**To do**
Gather from the material every line that contains the string "value".

(Stored data)
## Begin
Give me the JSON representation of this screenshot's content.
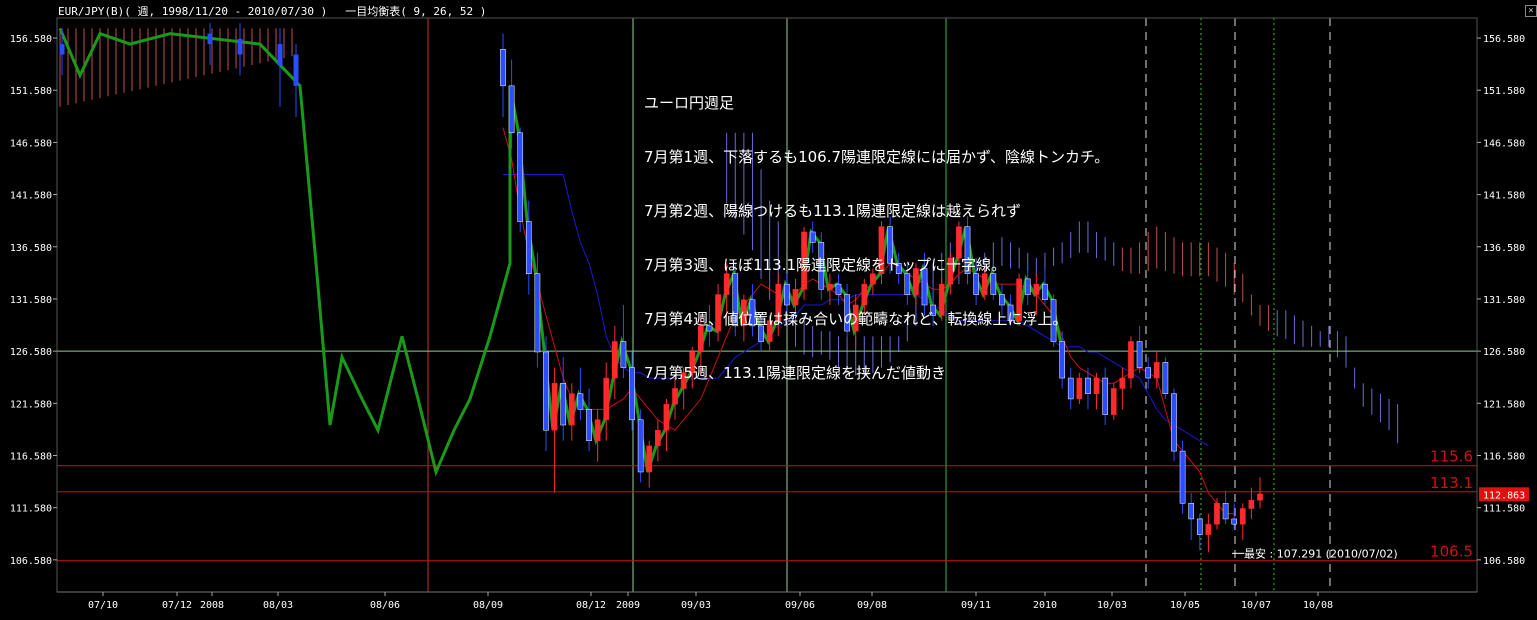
{
  "header": {
    "symbol": "EUR/JPY(B)( 週, 1998/11/20 - 2010/07/30 )",
    "indicator": "一目均衡表( 9, 26, 52 )"
  },
  "annotation": {
    "lines": [
      "ユーロ円週足",
      "7月第1週、下落するも106.7陽連限定線には届かず、陰線トンカチ。",
      "7月第2週、陽線つけるも113.1陽連限定線は越えられず",
      "7月第3週、ほぼ113.1陽連限定線をトップに十字線。",
      "7月第4週、値位置は揉み合いの範疇なれど、転換線上に浮上。",
      "7月第5週、113.1陽連限定線を挟んだ値動き"
    ]
  },
  "colors": {
    "background": "#000000",
    "up_candle": "#ff2a2a",
    "down_candle": "#2a4dff",
    "chikou": "#1a9a1a",
    "tenkan": "#d01010",
    "kijun": "#1a1ad0",
    "kumo_bull": "#c05050",
    "kumo_bear": "#6a6ad8",
    "hline_red": "#d01010",
    "hline_green": "#8fd08f",
    "price_tag_bg": "#e01010"
  },
  "chart_data": {
    "type": "candlestick",
    "title": "EUR/JPY(B)( 週, 1998/11/20 - 2010/07/30 )",
    "ylim": [
      103.5,
      158.5
    ],
    "y_ticks": [
      156.58,
      151.58,
      146.58,
      141.58,
      136.58,
      131.58,
      126.58,
      121.58,
      116.58,
      111.58,
      106.58
    ],
    "y_tick_labels": [
      "156.580",
      "151.580",
      "146.580",
      "141.580",
      "136.580",
      "131.580",
      "126.580",
      "121.580",
      "116.580",
      "111.580",
      "106.580"
    ],
    "x_tick_labels": [
      "07/10",
      "07/12",
      "2008",
      "08/03",
      "08/06",
      "08/09",
      "08/12",
      "2009",
      "09/03",
      "09/06",
      "09/08",
      "09/11",
      "2010",
      "10/03",
      "10/05",
      "10/07",
      "10/08"
    ],
    "current_price": "112.863",
    "horizontal_lines": [
      {
        "value": 115.6,
        "label": "115.6",
        "color": "red"
      },
      {
        "value": 113.1,
        "label": "113.1",
        "color": "red"
      },
      {
        "value": 106.5,
        "label": "106.5",
        "color": "red"
      },
      {
        "value": 126.58,
        "label": "",
        "color": "green"
      }
    ],
    "low_annotation": "最安 : 107.291 (2010/07/02)",
    "candles_2008_2010": [
      [
        155.5,
        157,
        149,
        152
      ],
      [
        152,
        154.5,
        146,
        147.5
      ],
      [
        147.5,
        148,
        138,
        139
      ],
      [
        139,
        141,
        132,
        134
      ],
      [
        134,
        136,
        125,
        126.5
      ],
      [
        126.5,
        128,
        117,
        119
      ],
      [
        119,
        125,
        113,
        123.5
      ],
      [
        123.5,
        126,
        118,
        119.5
      ],
      [
        119.5,
        123.5,
        118,
        122.5
      ],
      [
        122.5,
        125,
        120,
        121
      ],
      [
        121,
        123,
        117,
        118
      ],
      [
        118,
        121,
        116,
        120
      ],
      [
        120,
        125.5,
        118,
        124
      ],
      [
        124,
        129,
        122,
        127.5
      ],
      [
        127.5,
        131,
        124,
        125
      ],
      [
        125,
        126.5,
        119,
        120
      ],
      [
        120,
        121,
        114,
        115
      ],
      [
        115,
        118,
        113.5,
        117.5
      ],
      [
        117.5,
        120,
        116,
        119
      ],
      [
        119,
        122,
        117,
        121.5
      ],
      [
        121.5,
        124,
        120,
        123
      ],
      [
        123,
        125,
        121,
        124.5
      ],
      [
        124.5,
        127,
        123,
        126.5
      ],
      [
        126.5,
        130,
        124.5,
        129
      ],
      [
        129,
        131,
        127,
        128.5
      ],
      [
        128.5,
        133,
        127.5,
        132
      ],
      [
        132,
        135,
        130,
        134
      ],
      [
        134,
        135,
        128,
        129
      ],
      [
        129,
        132,
        127.5,
        131.5
      ],
      [
        131.5,
        133,
        128,
        129
      ],
      [
        129,
        130,
        126.5,
        127.5
      ],
      [
        127.5,
        130,
        126.5,
        129.5
      ],
      [
        129.5,
        134,
        128,
        133
      ],
      [
        133,
        134,
        130,
        131
      ],
      [
        131,
        133.5,
        129.5,
        132.5
      ],
      [
        132.5,
        138.5,
        131.5,
        138
      ],
      [
        138,
        139,
        136,
        137
      ],
      [
        137,
        138,
        131.5,
        132.5
      ],
      [
        132.5,
        134,
        131,
        133
      ],
      [
        133,
        134,
        131,
        132
      ],
      [
        132,
        133,
        128,
        128.5
      ],
      [
        128.5,
        132,
        127,
        131
      ],
      [
        131,
        133.5,
        130,
        133
      ],
      [
        133,
        134.5,
        132,
        134
      ],
      [
        134,
        139,
        133,
        138.5
      ],
      [
        138.5,
        139.5,
        134,
        135
      ],
      [
        135,
        136,
        133,
        134
      ],
      [
        134,
        135,
        131,
        132
      ],
      [
        132,
        135,
        131,
        134.5
      ],
      [
        134.5,
        136,
        130,
        131
      ],
      [
        131,
        133,
        129,
        130
      ],
      [
        130,
        133.5,
        129.5,
        133
      ],
      [
        133,
        136,
        132,
        135.5
      ],
      [
        135.5,
        139,
        134,
        138.5
      ],
      [
        138.5,
        139.5,
        133,
        134
      ],
      [
        134,
        135,
        131,
        132
      ],
      [
        132,
        134.5,
        131.5,
        134
      ],
      [
        134,
        135,
        131.5,
        132
      ],
      [
        132,
        133,
        130,
        131
      ],
      [
        131,
        132,
        129,
        129.5
      ],
      [
        129.5,
        134,
        129,
        133.5
      ],
      [
        133.5,
        135,
        131,
        132
      ],
      [
        132,
        134,
        130,
        133
      ],
      [
        133,
        134.5,
        131,
        131.5
      ],
      [
        131.5,
        132,
        127,
        127.5
      ],
      [
        127.5,
        128.5,
        123,
        124
      ],
      [
        124,
        125,
        121,
        122
      ],
      [
        122,
        124.5,
        121.5,
        124
      ],
      [
        124,
        125,
        121,
        122.5
      ],
      [
        122.5,
        124.5,
        121,
        124
      ],
      [
        124,
        125,
        119.5,
        120.5
      ],
      [
        120.5,
        123.5,
        120,
        123
      ],
      [
        123,
        125,
        121,
        124
      ],
      [
        124,
        128,
        123,
        127.5
      ],
      [
        127.5,
        129,
        124.5,
        125
      ],
      [
        125,
        126,
        123,
        124
      ],
      [
        124,
        126.5,
        123,
        125.5
      ],
      [
        125.5,
        126,
        122,
        122.5
      ],
      [
        122.5,
        123,
        116,
        117
      ],
      [
        117,
        118,
        111,
        112
      ],
      [
        112,
        113,
        108.5,
        110.5
      ],
      [
        110.5,
        111,
        107.5,
        109
      ],
      [
        109,
        111,
        107.3,
        110
      ],
      [
        110,
        112.5,
        109.5,
        112
      ],
      [
        112,
        113.2,
        110,
        110.5
      ],
      [
        110.5,
        112,
        109.5,
        110
      ],
      [
        110,
        112,
        108.5,
        111.5
      ],
      [
        111.5,
        113.5,
        110.5,
        112.3
      ],
      [
        112.3,
        114.5,
        111.5,
        112.9
      ]
    ],
    "tenkan": [
      148,
      145,
      140,
      136,
      133,
      130,
      127,
      124,
      122,
      121,
      121,
      121,
      121,
      121.5,
      122,
      123,
      122,
      121,
      120,
      119.5,
      119,
      120,
      121,
      122,
      124,
      126,
      128,
      130,
      131,
      132,
      133,
      132.5,
      132,
      131.5,
      132,
      133,
      133.5,
      133,
      132.5,
      132,
      131,
      131.5,
      132.5,
      133,
      134,
      135,
      135,
      134,
      133.5,
      133,
      132.5,
      132.5,
      133,
      134,
      134.5,
      134,
      133.5,
      133,
      133,
      133,
      133,
      132.5,
      132,
      131,
      130,
      128,
      126,
      125,
      124.5,
      124,
      123.5,
      123.5,
      124,
      124.5,
      125,
      124.5,
      124,
      121,
      118,
      117,
      116,
      115,
      113,
      112,
      111,
      111
    ],
    "kijun": [
      143.5,
      143.5,
      143.5,
      143.5,
      143.5,
      143.5,
      143.5,
      143.5,
      140,
      137,
      135,
      132,
      128,
      126,
      125,
      124.5,
      124.5,
      124,
      124,
      124,
      124,
      124,
      124,
      124,
      124,
      124,
      125,
      126,
      126.5,
      127,
      127.5,
      128.5,
      129,
      129.5,
      130,
      131,
      131,
      131,
      131.5,
      131.5,
      131.5,
      132,
      132,
      132,
      132,
      132,
      132,
      132,
      132,
      131.5,
      131,
      130.5,
      130,
      129.5,
      129.5,
      129.5,
      129.5,
      129.5,
      129.5,
      129.5,
      129.5,
      129,
      128.5,
      128,
      127.5,
      127,
      127,
      127,
      126.5,
      126.5,
      126,
      125.5,
      125,
      124.5,
      124,
      122.5,
      121,
      120,
      119.5,
      119,
      118.5,
      118,
      117.5
    ]
  }
}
## End
**Written solution**
        "value": 115.6,
        "value": 113.1,
        "value": 106.5,
        "value": 126.58,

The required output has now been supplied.